# Short problem
Repeat each line exactly as it is written.

══ Source material

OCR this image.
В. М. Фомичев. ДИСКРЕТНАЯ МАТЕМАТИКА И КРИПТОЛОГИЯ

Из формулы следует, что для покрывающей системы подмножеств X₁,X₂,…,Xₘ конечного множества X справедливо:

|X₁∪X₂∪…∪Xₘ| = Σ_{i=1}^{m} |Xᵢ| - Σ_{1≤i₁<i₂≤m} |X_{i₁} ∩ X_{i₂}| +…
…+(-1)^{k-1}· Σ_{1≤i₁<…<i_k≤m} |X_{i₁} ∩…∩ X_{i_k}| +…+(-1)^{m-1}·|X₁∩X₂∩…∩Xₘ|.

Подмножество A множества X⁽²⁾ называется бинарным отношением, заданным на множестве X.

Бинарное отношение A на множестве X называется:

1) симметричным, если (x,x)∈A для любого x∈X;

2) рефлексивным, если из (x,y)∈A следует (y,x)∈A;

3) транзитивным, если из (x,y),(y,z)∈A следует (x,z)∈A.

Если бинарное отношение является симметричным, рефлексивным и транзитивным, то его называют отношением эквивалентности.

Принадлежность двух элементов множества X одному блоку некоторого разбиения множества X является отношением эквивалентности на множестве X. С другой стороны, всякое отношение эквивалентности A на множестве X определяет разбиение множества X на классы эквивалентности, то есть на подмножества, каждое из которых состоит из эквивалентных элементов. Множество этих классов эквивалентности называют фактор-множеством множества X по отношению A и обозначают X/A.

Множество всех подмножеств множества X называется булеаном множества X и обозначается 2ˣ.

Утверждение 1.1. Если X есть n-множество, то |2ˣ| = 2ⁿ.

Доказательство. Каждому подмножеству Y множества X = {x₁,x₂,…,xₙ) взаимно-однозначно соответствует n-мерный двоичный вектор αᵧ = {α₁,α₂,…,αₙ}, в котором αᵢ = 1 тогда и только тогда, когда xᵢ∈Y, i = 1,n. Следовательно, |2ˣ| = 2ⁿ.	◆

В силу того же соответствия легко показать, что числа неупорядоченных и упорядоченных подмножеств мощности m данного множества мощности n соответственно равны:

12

════

# Written response
OCR this image.
В. М. Фомичев. ДИСКРЕТНАЯ МАТЕМАТИКА И КРИПТОЛОГИЯ

Из формулы следует, что для покрывающей системы подмножеств X₁,X₂,…,Xₘ конечного множества X справедливо:

|X₁∪X₂∪…∪Xₘ| = Σ_{i=1}^{m} |Xᵢ| - Σ_{1≤i₁<i₂≤m} |X_{i₁} ∩ X_{i₂}| +…
…+(-1)^{k-1}· Σ_{1≤i₁<…<i_k≤m} |X_{i₁} ∩…∩ X_{i_k}| +…+(-1)^{m-1}·|X₁∩X₂∩…∩Xₘ|.

Подмножество A множества X⁽²⁾ называется бинарным отношением, заданным на множестве X.

Бинарное отношение A на множестве X называется:

1) симметричным, если (x,x)∈A для любого x∈X;

2) рефлексивным, если из (x,y)∈A следует (y,x)∈A;

3) транзитивным, если из (x,y),(y,z)∈A следует (x,z)∈A.

Если бинарное отношение является симметричным, рефлексивным и транзитивным, то его называют отношением эквивалентности.

Принадлежность двух элементов множества X одному блоку некоторого разбиения множества X является отношением эквивалентности на множестве X. С другой стороны, всякое отношение эквивалентности A на множестве X определяет разбиение множества X на классы эквивалентности, то есть на подмножества, каждое из которых состоит из эквивалентных элементов. Множество этих классов эквивалентности называют фактор-множеством множества X по отношению A и обозначают X/A.

Множество всех подмножеств множества X называется булеаном множества X и обозначается 2ˣ.

Утверждение 1.1. Если X есть n-множество, то |2ˣ| = 2ⁿ.

Доказательство. Каждому подмножеству Y множества X = {x₁,x₂,…,xₙ) взаимно-однозначно соответствует n-мерный двоичный вектор αᵧ = {α₁,α₂,…,αₙ}, в котором αᵢ = 1 тогда и только тогда, когда xᵢ∈Y, i = 1,n. Следовательно, |2ˣ| = 2ⁿ.	◆

В силу того же соответствия легко показать, что числа неупорядоченных и упорядоченных подмножеств мощности m данного множества мощности n соответственно равны:

12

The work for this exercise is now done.